* _Short task_
Give the count of lines holding the string "date" and nothing else.

* _Data to use_

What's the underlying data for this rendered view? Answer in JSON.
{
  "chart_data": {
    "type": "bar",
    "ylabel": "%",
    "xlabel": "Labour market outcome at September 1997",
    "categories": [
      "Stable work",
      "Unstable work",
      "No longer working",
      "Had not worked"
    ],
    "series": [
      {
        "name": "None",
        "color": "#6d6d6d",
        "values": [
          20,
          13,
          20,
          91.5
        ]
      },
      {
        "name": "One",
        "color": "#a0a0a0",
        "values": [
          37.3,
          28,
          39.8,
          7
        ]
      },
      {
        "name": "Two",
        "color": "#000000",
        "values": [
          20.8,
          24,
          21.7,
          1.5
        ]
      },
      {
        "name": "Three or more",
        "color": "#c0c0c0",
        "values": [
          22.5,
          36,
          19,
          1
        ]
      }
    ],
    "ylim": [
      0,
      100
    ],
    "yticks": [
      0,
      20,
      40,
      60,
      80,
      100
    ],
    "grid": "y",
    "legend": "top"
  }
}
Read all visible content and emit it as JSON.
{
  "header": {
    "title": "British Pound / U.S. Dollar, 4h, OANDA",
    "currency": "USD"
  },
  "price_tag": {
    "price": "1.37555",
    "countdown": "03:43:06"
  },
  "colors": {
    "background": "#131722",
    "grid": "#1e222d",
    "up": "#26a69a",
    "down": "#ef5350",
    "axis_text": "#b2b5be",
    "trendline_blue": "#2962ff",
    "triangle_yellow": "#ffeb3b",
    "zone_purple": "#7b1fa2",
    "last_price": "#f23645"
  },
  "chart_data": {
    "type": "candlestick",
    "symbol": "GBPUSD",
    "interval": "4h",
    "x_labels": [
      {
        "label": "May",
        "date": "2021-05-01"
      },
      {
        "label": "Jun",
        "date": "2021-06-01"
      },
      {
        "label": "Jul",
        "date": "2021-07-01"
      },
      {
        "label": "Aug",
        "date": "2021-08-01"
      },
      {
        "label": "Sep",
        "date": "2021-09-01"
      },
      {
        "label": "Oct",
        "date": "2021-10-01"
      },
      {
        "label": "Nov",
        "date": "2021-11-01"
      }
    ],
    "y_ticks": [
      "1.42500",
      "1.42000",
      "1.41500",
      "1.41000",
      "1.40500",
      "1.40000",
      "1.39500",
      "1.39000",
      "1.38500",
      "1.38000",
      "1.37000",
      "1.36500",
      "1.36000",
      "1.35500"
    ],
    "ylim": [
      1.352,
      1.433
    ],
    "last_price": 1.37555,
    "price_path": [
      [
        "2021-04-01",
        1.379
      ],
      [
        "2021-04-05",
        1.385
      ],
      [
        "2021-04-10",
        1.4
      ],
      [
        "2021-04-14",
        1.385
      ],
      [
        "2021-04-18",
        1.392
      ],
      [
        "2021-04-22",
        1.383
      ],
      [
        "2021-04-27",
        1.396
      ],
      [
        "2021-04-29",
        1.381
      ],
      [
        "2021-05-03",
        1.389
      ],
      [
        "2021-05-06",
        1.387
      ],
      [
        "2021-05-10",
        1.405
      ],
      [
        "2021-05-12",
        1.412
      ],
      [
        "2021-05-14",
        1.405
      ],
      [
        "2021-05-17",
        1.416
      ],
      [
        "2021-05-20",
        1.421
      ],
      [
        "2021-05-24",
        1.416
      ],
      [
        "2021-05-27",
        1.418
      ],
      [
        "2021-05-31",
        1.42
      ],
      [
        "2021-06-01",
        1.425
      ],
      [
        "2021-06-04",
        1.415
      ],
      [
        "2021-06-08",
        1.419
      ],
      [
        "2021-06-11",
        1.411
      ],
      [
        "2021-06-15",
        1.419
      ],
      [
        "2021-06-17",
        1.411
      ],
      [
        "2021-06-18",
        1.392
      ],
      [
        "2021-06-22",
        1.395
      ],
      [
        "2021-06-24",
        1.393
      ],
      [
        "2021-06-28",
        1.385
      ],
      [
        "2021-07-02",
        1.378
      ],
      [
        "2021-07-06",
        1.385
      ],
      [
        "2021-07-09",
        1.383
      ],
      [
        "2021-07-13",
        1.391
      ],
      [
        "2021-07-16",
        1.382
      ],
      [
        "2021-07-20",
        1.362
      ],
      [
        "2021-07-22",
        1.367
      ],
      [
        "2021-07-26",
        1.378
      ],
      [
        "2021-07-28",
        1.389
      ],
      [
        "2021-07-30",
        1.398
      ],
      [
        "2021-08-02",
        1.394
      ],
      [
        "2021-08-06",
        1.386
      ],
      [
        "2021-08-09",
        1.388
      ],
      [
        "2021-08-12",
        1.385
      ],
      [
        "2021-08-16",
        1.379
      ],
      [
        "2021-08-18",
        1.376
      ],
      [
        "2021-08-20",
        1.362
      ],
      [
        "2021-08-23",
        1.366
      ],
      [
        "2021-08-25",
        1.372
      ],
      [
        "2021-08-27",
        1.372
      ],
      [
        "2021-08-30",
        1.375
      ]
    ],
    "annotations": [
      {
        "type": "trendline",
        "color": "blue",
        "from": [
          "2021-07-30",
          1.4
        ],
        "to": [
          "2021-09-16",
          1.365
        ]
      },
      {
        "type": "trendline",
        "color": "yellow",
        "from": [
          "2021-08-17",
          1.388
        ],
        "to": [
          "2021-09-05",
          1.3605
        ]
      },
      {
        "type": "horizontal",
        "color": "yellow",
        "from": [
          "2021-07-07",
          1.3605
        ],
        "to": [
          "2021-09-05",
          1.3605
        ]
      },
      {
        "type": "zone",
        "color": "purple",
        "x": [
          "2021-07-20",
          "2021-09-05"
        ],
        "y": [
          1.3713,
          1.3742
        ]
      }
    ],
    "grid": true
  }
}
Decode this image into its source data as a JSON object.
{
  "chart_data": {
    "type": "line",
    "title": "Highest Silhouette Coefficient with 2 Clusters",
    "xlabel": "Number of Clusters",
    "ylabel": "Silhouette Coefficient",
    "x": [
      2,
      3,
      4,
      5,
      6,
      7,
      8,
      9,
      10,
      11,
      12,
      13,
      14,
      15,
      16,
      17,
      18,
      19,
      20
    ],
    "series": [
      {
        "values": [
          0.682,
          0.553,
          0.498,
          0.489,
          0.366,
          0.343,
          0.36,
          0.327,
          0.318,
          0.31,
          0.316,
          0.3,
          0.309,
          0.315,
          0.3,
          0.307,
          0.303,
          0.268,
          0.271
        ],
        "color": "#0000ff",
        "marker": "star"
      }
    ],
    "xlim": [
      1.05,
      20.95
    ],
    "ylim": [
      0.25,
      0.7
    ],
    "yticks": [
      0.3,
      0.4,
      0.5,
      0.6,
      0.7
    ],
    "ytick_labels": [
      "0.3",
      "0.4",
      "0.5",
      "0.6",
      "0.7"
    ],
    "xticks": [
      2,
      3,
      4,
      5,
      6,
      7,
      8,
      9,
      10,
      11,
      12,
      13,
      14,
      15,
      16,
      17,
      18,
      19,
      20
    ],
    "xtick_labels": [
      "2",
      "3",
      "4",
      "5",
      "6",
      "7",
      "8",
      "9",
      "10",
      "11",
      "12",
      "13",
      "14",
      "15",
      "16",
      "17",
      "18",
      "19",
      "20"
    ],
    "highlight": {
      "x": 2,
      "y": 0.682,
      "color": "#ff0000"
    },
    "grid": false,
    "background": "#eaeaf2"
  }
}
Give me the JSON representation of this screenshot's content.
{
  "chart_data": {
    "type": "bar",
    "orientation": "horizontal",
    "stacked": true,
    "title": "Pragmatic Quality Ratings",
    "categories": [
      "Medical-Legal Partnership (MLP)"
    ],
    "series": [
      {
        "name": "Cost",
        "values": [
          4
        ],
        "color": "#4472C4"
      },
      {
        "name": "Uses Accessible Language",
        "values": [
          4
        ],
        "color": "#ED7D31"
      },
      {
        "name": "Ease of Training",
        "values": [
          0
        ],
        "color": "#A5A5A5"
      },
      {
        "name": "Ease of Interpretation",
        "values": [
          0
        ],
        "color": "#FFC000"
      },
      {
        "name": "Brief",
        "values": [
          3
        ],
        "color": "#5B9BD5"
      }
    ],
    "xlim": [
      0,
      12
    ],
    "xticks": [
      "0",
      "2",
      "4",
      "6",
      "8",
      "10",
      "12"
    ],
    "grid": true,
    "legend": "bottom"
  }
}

* _The completed task_
7